(WHAT THE EXERCISE ASKS)
Give the records back in full, exactly as they read.

(MATERIAL FOR THIS TASK)
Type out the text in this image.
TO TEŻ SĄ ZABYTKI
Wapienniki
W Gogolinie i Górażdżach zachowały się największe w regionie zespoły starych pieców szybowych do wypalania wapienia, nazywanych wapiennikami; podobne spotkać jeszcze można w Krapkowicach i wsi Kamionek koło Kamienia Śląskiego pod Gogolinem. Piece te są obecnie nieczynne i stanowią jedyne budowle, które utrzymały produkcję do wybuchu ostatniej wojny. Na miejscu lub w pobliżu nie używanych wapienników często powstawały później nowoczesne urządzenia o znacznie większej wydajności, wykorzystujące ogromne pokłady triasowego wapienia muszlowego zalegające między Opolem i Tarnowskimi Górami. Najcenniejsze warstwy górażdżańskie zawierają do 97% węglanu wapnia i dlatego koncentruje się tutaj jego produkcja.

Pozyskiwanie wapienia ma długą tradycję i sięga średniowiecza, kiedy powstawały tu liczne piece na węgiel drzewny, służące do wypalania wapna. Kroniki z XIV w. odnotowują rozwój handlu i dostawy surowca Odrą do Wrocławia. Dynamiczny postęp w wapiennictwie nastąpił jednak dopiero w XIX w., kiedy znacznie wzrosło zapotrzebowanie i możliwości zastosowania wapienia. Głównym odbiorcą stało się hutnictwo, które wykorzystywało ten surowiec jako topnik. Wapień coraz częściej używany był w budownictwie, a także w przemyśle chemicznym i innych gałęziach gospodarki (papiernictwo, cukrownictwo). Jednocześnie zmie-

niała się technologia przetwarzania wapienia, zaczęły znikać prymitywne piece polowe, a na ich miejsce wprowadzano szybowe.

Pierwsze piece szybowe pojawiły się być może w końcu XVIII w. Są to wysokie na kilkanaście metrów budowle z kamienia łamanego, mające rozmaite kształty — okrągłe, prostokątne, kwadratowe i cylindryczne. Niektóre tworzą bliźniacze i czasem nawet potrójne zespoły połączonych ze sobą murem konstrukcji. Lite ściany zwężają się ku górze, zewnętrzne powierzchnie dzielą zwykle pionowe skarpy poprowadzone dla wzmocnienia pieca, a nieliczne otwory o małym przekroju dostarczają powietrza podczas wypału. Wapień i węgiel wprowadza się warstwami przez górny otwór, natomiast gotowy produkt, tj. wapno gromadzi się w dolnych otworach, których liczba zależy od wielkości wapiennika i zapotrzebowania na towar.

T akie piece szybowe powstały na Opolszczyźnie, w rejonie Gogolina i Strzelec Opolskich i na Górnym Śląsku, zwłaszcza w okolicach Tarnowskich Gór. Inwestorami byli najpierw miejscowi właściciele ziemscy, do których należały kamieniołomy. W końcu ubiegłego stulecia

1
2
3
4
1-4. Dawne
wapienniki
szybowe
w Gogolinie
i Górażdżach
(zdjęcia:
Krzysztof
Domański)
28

(THE REPLY)
Type out the text in this image.
TO TEŻ SĄ ZABYTKI
Wapienniki
W Gogolinie i Górażdżach zachowały się największe w regionie zespoły starych pieców szybowych do wypalania wapienia, nazywanych wapiennikami; podobne spotkać jeszcze można w Krapkowicach i wsi Kamionek koło Kamienia Śląskiego pod Gogolinem. Piece te są obecnie nieczynne i stanowią jedyne budowle, które utrzymały produkcję do wybuchu ostatniej wojny. Na miejscu lub w pobliżu nie używanych wapienników często powstawały później nowoczesne urządzenia o znacznie większej wydajności, wykorzystujące ogromne pokłady triasowego wapienia muszlowego zalegające między Opolem i Tarnowskimi Górami. Najcenniejsze warstwy górażdżańskie zawierają do 97% węglanu wapnia i dlatego koncentruje się tutaj jego produkcja.

Pozyskiwanie wapienia ma długą tradycję i sięga średniowiecza, kiedy powstawały tu liczne piece na węgiel drzewny, służące do wypalania wapna. Kroniki z XIV w. odnotowują rozwój handlu i dostawy surowca Odrą do Wrocławia. Dynamiczny postęp w wapiennictwie nastąpił jednak dopiero w XIX w., kiedy znacznie wzrosło zapotrzebowanie i możliwości zastosowania wapienia. Głównym odbiorcą stało się hutnictwo, które wykorzystywało ten surowiec jako topnik. Wapień coraz częściej używany był w budownictwie, a także w przemyśle chemicznym i innych gałęziach gospodarki (papiernictwo, cukrownictwo). Jednocześnie zmie-

niała się technologia przetwarzania wapienia, zaczęły znikać prymitywne piece polowe, a na ich miejsce wprowadzano szybowe.

Pierwsze piece szybowe pojawiły się być może w końcu XVIII w. Są to wysokie na kilkanaście metrów budowle z kamienia łamanego, mające rozmaite kształty — okrągłe, prostokątne, kwadratowe i cylindryczne. Niektóre tworzą bliźniacze i czasem nawet potrójne zespoły połączonych ze sobą murem konstrukcji. Lite ściany zwężają się ku górze, zewnętrzne powierzchnie dzielą zwykle pionowe skarpy poprowadzone dla wzmocnienia pieca, a nieliczne otwory o małym przekroju dostarczają powietrza podczas wypału. Wapień i węgiel wprowadza się warstwami przez górny otwór, natomiast gotowy produkt, tj. wapno gromadzi się w dolnych otworach, których liczba zależy od wielkości wapiennika i zapotrzebowania na towar.

T akie piece szybowe powstały na Opolszczyźnie, w rejonie Gogolina i Strzelec Opolskich i na Górnym Śląsku, zwłaszcza w okolicach Tarnowskich Gór. Inwestorami byli najpierw miejscowi właściciele ziemscy, do których należały kamieniołomy. W końcu ubiegłego stulecia

1
2
3
4
1-4. Dawne
wapienniki
szybowe
w Gogolinie
i Górażdżach
(zdjęcia:
Krzysztof
Domański)
28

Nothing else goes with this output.